◆ **RECORDED DATA**:
□ □ □ □

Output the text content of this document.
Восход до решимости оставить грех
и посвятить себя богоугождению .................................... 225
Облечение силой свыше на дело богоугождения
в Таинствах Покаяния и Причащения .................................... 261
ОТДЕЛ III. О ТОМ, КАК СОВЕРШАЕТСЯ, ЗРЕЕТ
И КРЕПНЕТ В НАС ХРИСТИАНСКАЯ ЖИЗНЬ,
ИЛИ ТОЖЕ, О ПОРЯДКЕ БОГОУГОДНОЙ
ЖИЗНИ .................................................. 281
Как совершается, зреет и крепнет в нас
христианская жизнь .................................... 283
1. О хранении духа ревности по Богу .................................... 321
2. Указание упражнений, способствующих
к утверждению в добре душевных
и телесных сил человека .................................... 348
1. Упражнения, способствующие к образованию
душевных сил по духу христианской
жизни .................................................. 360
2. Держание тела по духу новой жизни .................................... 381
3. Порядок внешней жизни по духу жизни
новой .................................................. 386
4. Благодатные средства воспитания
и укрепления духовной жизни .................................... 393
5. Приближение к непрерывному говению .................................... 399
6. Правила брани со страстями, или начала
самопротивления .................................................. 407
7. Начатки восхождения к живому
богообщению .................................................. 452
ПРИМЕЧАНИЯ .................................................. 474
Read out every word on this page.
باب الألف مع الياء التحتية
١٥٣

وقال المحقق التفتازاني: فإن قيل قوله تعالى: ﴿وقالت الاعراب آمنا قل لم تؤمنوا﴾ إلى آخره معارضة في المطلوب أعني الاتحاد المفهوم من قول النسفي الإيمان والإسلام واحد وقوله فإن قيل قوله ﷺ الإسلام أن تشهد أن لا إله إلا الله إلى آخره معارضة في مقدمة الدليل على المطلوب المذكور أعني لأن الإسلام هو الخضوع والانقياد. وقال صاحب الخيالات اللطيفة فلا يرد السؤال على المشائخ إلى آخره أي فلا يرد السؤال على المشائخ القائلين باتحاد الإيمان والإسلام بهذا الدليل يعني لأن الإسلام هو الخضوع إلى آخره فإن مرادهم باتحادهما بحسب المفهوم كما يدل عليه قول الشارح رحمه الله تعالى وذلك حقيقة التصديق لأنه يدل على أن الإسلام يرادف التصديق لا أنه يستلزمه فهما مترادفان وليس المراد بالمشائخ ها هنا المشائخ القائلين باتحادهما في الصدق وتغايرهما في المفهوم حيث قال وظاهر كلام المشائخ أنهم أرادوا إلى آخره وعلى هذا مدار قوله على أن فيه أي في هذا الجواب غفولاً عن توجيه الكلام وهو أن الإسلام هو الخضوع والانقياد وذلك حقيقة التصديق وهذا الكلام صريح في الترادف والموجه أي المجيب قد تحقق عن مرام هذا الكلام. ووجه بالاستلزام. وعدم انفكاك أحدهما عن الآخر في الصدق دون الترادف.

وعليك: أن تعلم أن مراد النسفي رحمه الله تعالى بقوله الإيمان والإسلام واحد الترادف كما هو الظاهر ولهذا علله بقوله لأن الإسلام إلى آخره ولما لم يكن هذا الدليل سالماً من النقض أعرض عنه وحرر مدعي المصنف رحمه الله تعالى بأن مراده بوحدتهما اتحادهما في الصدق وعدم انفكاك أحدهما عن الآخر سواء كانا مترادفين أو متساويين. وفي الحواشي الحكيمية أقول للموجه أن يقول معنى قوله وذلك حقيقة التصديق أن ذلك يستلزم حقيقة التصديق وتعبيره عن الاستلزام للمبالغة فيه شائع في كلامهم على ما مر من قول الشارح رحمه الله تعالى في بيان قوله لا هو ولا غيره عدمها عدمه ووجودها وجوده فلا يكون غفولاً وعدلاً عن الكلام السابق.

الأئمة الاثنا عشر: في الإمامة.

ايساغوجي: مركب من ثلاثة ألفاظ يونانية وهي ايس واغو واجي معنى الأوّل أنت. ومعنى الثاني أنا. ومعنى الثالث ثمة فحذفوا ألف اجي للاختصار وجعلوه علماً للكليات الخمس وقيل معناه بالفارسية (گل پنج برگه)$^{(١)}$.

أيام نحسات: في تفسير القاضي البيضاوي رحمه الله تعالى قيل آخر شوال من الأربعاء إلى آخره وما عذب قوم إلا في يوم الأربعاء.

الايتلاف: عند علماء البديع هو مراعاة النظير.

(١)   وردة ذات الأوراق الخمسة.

□ □ □ □

◆ **WRITTEN TASK**: Display every line of the listing that contains the string "الدليل".

◆ **RESPONSE TO THE EXERCISE**:
وقال المحقق التفتازاني: فإن قيل قوله تعالى: ﴿وقالت الاعراب آمنا قل لم تؤمنوا﴾ إلى آخره معارضة في المطلوب أعني الاتحاد المفهوم من قول النسفي الإيمان والإسلام واحد وقوله فإن قيل قوله ﷺ الإسلام أن تشهد أن لا إله إلا الله إلى آخره معارضة في مقدمة الدليل على المطلوب المذكور أعني لأن الإسلام هو الخضوع والانقياد. وقال صاحب الخيالات اللطيفة فلا يرد السؤال على المشائخ إلى آخره أي فلا يرد السؤال على المشائخ القائلين باتحاد الإيمان والإسلام بهذا الدليل يعني لأن الإسلام هو الخضوع إلى آخره فإن مرادهم باتحادهما بحسب المفهوم كما يدل عليه قول الشارح رحمه الله تعالى وذلك حقيقة التصديق لأنه يدل على أن الإسلام يرادف التصديق لا أنه يستلزمه فهما مترادفان وليس المراد بالمشائخ ها هنا المشائخ القائلين باتحادهما في الصدق وتغايرهما في المفهوم حيث قال وظاهر كلام المشائخ أنهم أرادوا إلى آخره وعلى هذا مدار قوله على أن فيه أي في هذا الجواب غفولاً عن توجيه الكلام وهو أن الإسلام هو الخضوع والانقياد وذلك حقيقة التصديق وهذا الكلام صريح في الترادف والموجه أي المجيب قد تحقق عن مرام هذا الكلام. ووجه بالاستلزام. وعدم انفكاك أحدهما عن الآخر في الصدق دون الترادف.
وعليك: أن تعلم أن مراد النسفي رحمه الله تعالى بقوله الإيمان والإسلام واحد الترادف كما هو الظاهر ولهذا علله بقوله لأن الإسلام إلى آخره ولما لم يكن هذا الدليل سالماً من النقض أعرض عنه وحرر مدعي المصنف رحمه الله تعالى بأن مراده بوحدتهما اتحادهما في الصدق وعدم انفكاك أحدهما عن الآخر سواء كانا مترادفين أو متساويين. وفي الحواشي الحكيمية أقول للموجه أن يقول معنى قوله وذلك حقيقة التصديق أن ذلك يستلزم حقيقة التصديق وتعبيره عن الاستلزام للمبالغة فيه شائع في كلامهم على ما مر من قول الشارح رحمه الله تعالى في بيان قوله لا هو ولا غيره عدمها عدمه ووجودها وجوده فلا يكون غفولاً وعدلاً عن الكلام السابق.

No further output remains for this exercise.